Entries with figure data

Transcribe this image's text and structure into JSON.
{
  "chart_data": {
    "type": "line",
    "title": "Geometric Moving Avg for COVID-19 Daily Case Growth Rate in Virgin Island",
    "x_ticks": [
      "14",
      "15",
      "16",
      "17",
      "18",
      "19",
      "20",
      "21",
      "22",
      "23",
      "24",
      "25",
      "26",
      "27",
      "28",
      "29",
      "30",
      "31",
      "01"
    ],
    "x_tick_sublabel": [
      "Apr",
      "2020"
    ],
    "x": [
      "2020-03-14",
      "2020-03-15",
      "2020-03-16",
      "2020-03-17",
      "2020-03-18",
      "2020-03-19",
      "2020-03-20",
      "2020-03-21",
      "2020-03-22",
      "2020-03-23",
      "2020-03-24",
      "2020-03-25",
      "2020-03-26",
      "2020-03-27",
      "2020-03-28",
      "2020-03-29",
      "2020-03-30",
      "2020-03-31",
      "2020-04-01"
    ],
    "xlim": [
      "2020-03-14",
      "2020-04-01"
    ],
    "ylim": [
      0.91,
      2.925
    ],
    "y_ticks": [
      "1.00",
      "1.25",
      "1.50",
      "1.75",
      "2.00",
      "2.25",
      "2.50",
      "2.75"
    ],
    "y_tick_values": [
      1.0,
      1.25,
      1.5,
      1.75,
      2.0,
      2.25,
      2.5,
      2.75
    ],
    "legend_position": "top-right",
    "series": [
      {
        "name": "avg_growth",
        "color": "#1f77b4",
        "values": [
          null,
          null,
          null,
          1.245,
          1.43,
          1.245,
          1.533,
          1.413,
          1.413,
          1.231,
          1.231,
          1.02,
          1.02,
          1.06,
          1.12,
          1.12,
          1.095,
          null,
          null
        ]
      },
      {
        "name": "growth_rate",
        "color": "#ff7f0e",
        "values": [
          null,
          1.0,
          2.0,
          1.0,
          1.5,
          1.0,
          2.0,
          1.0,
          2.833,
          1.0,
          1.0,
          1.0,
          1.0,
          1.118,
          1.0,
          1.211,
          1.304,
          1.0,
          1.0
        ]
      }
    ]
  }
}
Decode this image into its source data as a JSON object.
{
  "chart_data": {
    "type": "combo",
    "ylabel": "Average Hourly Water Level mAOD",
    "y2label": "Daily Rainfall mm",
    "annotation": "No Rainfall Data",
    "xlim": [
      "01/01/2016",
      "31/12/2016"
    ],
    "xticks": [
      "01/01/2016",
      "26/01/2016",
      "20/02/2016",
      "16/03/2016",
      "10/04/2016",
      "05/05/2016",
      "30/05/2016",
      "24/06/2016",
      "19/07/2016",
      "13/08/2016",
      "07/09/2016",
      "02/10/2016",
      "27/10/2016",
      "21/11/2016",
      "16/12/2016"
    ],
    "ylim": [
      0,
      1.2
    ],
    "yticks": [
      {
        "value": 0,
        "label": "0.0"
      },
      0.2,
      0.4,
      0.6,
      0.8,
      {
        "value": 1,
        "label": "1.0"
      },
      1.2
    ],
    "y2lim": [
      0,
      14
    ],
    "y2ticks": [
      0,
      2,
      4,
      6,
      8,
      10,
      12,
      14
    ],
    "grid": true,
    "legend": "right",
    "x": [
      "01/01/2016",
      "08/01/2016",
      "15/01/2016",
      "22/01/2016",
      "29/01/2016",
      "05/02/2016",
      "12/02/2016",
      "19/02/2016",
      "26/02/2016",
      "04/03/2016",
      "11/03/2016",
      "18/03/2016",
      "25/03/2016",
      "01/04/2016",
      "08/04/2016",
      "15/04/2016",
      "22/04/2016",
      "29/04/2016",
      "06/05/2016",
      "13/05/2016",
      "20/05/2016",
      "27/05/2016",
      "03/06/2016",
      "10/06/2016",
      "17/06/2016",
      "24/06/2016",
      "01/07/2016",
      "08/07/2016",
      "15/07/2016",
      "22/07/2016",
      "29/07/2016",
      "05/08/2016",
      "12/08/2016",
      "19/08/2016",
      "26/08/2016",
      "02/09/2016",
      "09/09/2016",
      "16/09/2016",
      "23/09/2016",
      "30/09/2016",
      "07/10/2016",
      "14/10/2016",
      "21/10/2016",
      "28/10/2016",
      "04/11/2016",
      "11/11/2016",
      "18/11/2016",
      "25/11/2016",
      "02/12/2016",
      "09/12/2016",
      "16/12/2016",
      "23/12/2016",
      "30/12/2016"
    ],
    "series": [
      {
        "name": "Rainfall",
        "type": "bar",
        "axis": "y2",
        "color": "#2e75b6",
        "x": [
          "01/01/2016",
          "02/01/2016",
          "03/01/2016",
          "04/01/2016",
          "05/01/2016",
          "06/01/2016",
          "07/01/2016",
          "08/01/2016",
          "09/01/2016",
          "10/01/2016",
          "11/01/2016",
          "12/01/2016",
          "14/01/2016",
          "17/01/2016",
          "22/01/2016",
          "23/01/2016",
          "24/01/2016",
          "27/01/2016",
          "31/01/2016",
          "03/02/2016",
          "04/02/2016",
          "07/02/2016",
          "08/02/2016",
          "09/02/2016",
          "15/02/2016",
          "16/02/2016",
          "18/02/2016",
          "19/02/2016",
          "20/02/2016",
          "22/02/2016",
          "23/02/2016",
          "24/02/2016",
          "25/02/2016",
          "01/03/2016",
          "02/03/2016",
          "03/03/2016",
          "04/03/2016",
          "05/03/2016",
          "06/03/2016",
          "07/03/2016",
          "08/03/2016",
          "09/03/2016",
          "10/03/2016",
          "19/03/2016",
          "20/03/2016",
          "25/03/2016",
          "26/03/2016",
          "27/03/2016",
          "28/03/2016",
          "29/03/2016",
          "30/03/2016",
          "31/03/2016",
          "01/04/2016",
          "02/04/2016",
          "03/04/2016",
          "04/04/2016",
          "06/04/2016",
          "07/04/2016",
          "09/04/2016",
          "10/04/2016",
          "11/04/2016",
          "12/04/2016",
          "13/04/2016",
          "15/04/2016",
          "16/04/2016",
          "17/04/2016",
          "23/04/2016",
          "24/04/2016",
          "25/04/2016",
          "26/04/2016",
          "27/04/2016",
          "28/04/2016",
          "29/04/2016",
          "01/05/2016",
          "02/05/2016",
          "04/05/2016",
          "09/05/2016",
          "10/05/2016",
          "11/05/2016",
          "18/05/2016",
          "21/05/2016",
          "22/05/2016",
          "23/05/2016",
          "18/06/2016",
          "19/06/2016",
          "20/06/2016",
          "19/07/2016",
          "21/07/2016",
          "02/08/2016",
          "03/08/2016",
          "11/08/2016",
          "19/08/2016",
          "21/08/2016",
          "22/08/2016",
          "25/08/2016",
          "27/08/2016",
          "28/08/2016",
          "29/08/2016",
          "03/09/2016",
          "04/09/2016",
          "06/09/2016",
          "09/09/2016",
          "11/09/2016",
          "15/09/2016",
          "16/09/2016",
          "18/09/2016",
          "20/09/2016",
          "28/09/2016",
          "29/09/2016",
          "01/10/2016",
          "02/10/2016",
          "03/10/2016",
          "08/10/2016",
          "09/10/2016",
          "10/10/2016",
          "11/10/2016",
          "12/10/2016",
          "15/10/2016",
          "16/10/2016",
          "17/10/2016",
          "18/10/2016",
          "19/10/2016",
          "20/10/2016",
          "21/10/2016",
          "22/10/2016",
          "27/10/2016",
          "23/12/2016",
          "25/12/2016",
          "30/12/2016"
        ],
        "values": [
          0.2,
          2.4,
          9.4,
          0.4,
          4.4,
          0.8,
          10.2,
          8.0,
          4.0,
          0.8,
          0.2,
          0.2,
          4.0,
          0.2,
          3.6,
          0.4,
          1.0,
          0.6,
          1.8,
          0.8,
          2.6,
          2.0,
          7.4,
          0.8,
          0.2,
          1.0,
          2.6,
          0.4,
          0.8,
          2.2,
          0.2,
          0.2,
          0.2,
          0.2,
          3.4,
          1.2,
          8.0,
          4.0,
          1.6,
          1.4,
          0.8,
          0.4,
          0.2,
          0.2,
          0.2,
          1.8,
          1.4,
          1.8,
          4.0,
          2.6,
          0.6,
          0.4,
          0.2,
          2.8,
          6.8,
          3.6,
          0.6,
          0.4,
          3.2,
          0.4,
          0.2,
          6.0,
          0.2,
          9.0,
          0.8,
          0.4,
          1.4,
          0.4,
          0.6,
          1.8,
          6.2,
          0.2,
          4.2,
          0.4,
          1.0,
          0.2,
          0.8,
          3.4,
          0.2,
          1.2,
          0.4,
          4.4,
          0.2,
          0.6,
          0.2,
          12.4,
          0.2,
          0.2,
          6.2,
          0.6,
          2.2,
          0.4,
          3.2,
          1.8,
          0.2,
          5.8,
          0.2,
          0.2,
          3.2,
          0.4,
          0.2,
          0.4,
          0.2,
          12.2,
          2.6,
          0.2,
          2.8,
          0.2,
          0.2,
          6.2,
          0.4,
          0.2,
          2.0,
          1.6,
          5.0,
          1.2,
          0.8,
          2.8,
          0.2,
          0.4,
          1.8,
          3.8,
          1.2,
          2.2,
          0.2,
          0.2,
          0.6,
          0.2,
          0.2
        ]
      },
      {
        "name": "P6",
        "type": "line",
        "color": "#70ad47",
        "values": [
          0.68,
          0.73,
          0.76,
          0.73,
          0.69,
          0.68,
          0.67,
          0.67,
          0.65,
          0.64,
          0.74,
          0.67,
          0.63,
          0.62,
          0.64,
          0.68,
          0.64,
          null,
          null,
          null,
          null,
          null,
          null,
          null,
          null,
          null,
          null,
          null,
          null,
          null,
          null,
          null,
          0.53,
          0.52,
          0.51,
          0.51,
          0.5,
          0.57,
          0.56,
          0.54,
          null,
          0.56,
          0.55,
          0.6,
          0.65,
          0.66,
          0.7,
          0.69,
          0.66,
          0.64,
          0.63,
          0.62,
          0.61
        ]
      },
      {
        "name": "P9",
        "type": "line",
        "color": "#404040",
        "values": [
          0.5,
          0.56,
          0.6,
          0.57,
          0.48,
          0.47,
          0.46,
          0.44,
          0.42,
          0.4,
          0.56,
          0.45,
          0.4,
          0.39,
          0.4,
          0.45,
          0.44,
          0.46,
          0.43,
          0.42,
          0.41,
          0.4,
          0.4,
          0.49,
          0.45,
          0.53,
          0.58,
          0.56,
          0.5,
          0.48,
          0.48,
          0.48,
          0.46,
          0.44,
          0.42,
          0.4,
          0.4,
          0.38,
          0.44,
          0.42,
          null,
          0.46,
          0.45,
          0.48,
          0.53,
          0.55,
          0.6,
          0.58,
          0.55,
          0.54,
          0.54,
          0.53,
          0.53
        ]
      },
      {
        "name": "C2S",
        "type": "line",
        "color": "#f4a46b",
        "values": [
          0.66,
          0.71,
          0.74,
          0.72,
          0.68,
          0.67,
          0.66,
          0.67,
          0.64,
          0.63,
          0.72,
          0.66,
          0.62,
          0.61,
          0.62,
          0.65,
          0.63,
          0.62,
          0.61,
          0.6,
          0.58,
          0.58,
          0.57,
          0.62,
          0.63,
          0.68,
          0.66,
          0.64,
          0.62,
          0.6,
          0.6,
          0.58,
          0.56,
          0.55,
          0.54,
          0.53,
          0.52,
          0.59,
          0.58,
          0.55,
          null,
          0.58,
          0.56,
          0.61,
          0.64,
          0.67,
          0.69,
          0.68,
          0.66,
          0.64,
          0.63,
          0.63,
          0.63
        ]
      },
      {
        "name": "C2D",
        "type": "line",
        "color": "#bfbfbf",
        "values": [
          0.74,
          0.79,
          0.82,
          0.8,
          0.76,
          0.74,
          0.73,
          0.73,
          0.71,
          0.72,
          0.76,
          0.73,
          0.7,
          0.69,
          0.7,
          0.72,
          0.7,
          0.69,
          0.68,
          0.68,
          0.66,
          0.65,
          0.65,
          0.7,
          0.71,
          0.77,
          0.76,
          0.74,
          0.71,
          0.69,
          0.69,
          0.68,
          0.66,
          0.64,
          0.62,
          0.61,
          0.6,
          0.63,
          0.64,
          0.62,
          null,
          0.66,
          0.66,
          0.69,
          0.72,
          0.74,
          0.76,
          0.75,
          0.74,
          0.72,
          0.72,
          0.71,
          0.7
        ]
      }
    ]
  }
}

**Exercise prompt:** Gather each line in these records that contains the string "image".

**The response:**
Transcribe this image's text and structure into JSON.
Decode this image into its source data as a JSON object.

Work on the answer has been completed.